* **Work to be completed**: Omit all pictures, then retype the data exactly as given.

* **Data excerpts**:

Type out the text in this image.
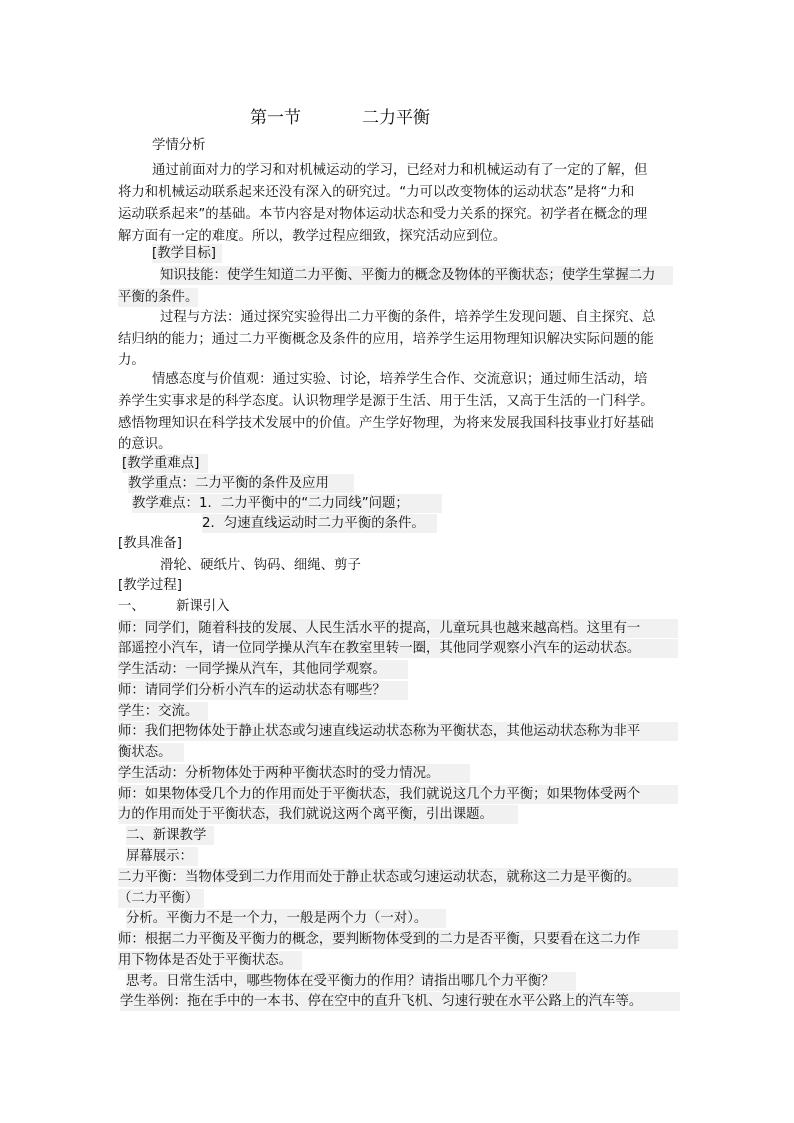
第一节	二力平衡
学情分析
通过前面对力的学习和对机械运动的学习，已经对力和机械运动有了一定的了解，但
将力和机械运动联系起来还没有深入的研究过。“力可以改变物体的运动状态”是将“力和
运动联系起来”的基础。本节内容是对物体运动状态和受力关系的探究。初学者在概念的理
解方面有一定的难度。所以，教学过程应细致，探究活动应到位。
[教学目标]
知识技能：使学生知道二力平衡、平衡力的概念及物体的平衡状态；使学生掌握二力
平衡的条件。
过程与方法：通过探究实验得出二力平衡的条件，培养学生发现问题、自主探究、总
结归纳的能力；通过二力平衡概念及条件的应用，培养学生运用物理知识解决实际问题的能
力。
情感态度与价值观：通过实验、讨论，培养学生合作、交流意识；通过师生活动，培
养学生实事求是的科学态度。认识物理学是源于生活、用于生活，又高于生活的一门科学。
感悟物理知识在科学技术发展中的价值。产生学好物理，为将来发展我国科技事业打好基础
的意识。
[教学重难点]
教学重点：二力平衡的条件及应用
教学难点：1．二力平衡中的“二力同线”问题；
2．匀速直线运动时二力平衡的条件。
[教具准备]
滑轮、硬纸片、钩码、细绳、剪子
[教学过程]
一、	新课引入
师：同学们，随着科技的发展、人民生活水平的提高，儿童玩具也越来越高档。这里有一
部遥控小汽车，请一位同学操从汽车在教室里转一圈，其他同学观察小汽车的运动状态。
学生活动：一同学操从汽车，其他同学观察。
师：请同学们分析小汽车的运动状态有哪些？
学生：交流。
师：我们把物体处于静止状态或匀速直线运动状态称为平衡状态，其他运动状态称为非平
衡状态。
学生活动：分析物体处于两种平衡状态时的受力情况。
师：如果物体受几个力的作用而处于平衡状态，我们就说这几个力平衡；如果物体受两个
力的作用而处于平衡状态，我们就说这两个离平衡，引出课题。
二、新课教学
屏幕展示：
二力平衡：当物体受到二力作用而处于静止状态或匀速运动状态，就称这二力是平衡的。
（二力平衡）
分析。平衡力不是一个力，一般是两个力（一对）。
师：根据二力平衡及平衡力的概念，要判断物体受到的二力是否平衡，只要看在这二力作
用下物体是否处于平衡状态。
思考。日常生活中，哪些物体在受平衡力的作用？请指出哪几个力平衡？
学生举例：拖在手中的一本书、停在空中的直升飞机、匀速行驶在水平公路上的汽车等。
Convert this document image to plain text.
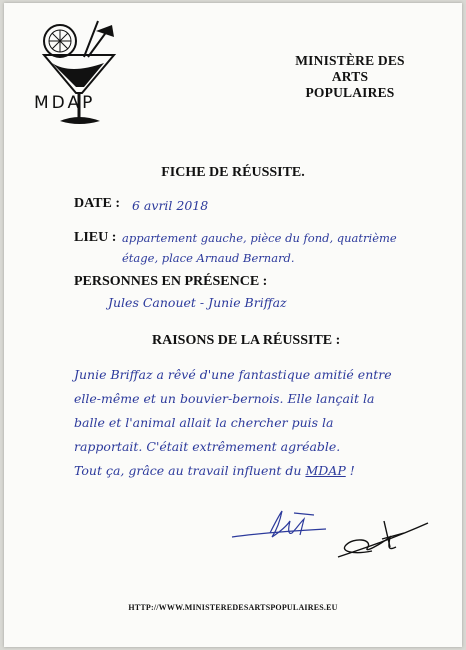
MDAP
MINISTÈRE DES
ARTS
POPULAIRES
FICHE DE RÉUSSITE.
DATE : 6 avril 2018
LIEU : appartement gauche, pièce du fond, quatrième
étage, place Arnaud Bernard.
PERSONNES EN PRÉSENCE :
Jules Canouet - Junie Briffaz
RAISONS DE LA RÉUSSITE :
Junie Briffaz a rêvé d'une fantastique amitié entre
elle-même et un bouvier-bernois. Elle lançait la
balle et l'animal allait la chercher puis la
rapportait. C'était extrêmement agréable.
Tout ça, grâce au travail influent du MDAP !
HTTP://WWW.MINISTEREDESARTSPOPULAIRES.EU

* **Solution for this task**:
Type out the text in this image.
第一节	二力平衡
学情分析
通过前面对力的学习和对机械运动的学习，已经对力和机械运动有了一定的了解，但
将力和机械运动联系起来还没有深入的研究过。“力可以改变物体的运动状态”是将“力和
运动联系起来”的基础。本节内容是对物体运动状态和受力关系的探究。初学者在概念的理
解方面有一定的难度。所以，教学过程应细致，探究活动应到位。
[教学目标]
知识技能：使学生知道二力平衡、平衡力的概念及物体的平衡状态；使学生掌握二力
平衡的条件。
过程与方法：通过探究实验得出二力平衡的条件，培养学生发现问题、自主探究、总
结归纳的能力；通过二力平衡概念及条件的应用，培养学生运用物理知识解决实际问题的能
力。
情感态度与价值观：通过实验、讨论，培养学生合作、交流意识；通过师生活动，培
养学生实事求是的科学态度。认识物理学是源于生活、用于生活，又高于生活的一门科学。
感悟物理知识在科学技术发展中的价值。产生学好物理，为将来发展我国科技事业打好基础
的意识。
[教学重难点]
教学重点：二力平衡的条件及应用
教学难点：1．二力平衡中的“二力同线”问题；
2．匀速直线运动时二力平衡的条件。
[教具准备]
滑轮、硬纸片、钩码、细绳、剪子
[教学过程]
一、	新课引入
师：同学们，随着科技的发展、人民生活水平的提高，儿童玩具也越来越高档。这里有一
部遥控小汽车，请一位同学操从汽车在教室里转一圈，其他同学观察小汽车的运动状态。
学生活动：一同学操从汽车，其他同学观察。
师：请同学们分析小汽车的运动状态有哪些？
学生：交流。
师：我们把物体处于静止状态或匀速直线运动状态称为平衡状态，其他运动状态称为非平
衡状态。
学生活动：分析物体处于两种平衡状态时的受力情况。
师：如果物体受几个力的作用而处于平衡状态，我们就说这几个力平衡；如果物体受两个
力的作用而处于平衡状态，我们就说这两个离平衡，引出课题。
二、新课教学
屏幕展示：
二力平衡：当物体受到二力作用而处于静止状态或匀速运动状态，就称这二力是平衡的。
（二力平衡）
分析。平衡力不是一个力，一般是两个力（一对）。
师：根据二力平衡及平衡力的概念，要判断物体受到的二力是否平衡，只要看在这二力作
用下物体是否处于平衡状态。
思考。日常生活中，哪些物体在受平衡力的作用？请指出哪几个力平衡？
学生举例：拖在手中的一本书、停在空中的直升飞机、匀速行驶在水平公路上的汽车等。
Convert this document image to plain text.
MDAP
MINISTÈRE DES
ARTS
POPULAIRES
FICHE DE RÉUSSITE.
DATE : 6 avril 2018
LIEU : appartement gauche, pièce du fond, quatrième
étage, place Arnaud Bernard.
PERSONNES EN PRÉSENCE :
Jules Canouet - Junie Briffaz
RAISONS DE LA RÉUSSITE :
Junie Briffaz a rêvé d'une fantastique amitié entre
elle-même et un bouvier-bernois. Elle lançait la
balle et l'animal allait la chercher puis la
rapportait. C'était extrêmement agréable.
Tout ça, grâce au travail influent du MDAP !
HTTP://WWW.MINISTEREDESARTSPOPULAIRES.EU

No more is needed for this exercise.